Source data
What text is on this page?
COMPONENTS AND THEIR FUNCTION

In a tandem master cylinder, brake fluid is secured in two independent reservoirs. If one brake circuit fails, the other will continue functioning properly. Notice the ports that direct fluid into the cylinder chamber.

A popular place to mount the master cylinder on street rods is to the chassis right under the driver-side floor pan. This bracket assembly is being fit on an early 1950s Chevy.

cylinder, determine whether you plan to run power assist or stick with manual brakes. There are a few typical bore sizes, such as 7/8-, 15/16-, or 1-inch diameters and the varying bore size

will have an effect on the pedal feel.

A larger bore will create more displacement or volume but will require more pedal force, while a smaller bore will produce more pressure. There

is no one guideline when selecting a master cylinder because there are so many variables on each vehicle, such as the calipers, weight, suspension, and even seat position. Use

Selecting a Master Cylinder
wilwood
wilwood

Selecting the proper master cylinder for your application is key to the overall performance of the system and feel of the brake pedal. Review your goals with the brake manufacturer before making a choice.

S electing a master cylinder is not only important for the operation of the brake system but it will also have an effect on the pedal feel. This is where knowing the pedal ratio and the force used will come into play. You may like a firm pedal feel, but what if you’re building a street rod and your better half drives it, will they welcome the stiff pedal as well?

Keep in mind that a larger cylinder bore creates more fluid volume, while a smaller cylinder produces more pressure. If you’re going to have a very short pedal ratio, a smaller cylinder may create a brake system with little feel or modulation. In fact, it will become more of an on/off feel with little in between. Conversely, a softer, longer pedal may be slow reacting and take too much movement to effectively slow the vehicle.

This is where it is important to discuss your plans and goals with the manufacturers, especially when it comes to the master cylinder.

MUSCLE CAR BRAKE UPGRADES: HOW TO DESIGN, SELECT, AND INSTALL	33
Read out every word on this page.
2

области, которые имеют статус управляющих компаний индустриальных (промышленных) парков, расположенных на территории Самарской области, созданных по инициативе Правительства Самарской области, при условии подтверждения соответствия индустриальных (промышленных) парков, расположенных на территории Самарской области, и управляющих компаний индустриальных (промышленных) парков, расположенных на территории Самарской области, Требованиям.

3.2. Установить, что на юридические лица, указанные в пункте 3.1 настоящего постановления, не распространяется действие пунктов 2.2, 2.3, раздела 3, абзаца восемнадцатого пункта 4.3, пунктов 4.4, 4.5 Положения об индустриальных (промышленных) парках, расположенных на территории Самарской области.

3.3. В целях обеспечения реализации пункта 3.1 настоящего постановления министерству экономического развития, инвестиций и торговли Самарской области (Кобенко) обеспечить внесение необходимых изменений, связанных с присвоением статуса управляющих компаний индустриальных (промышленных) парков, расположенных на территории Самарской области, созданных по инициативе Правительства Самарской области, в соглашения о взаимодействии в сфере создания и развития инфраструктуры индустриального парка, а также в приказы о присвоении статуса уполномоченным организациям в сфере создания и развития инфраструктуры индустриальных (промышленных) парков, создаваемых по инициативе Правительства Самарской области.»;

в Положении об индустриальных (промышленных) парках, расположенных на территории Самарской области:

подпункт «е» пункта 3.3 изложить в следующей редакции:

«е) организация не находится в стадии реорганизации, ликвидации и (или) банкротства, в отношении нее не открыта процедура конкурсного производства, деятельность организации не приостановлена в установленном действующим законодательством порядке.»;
* * *
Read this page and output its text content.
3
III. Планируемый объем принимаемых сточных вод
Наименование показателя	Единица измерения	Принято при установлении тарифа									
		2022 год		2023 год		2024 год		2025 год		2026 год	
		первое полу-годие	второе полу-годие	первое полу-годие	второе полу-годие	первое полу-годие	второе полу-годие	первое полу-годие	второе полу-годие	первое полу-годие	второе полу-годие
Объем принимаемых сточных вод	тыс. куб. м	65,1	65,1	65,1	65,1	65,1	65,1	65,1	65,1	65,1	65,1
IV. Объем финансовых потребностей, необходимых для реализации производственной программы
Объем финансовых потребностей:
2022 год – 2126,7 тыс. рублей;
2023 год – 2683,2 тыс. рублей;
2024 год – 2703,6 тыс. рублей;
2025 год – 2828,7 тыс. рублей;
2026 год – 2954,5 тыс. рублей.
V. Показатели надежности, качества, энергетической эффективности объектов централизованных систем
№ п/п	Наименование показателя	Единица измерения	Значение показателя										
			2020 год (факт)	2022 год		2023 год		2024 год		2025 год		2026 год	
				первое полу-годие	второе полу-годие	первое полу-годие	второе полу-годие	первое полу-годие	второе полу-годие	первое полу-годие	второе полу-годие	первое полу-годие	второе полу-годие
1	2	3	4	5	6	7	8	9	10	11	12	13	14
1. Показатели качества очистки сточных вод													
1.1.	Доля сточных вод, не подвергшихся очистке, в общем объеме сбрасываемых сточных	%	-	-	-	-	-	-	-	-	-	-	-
--
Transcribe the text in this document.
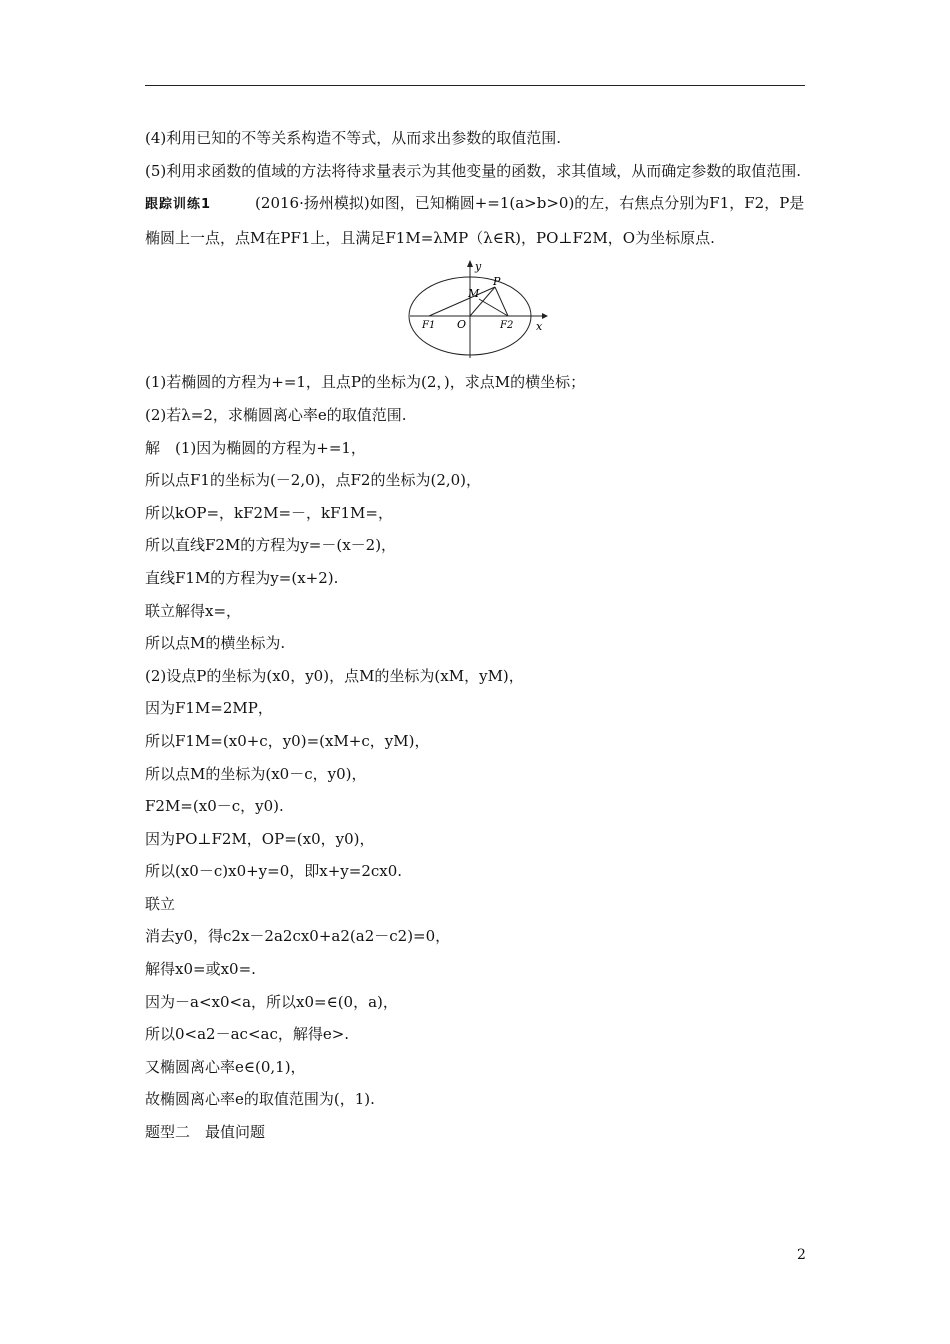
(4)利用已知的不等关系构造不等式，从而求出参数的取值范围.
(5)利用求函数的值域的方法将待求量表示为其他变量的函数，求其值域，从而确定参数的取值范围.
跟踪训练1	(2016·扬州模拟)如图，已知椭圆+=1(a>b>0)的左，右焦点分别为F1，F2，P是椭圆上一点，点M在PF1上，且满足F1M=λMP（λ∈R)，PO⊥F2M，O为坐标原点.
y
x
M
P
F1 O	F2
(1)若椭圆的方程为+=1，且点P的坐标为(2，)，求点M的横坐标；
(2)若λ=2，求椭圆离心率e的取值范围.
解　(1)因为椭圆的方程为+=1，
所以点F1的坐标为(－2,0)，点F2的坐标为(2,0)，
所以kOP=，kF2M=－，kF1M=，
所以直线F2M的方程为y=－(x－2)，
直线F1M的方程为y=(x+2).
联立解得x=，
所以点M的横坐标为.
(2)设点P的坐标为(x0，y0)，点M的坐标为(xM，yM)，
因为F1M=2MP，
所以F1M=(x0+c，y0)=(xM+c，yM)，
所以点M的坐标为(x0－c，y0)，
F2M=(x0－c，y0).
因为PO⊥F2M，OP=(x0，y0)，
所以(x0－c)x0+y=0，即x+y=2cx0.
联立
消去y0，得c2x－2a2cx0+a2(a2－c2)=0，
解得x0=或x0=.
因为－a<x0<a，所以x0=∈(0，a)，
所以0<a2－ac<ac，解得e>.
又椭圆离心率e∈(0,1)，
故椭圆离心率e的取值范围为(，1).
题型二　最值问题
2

* _PROMPT_: Extract from the data every line where "Наименование" shows up.

* _COMPLETED TASK_:
Наименование показателя	Единица измерения	Принято при установлении тарифа									
№ п/п	Наименование показателя	Единица измерения	Значение показателя										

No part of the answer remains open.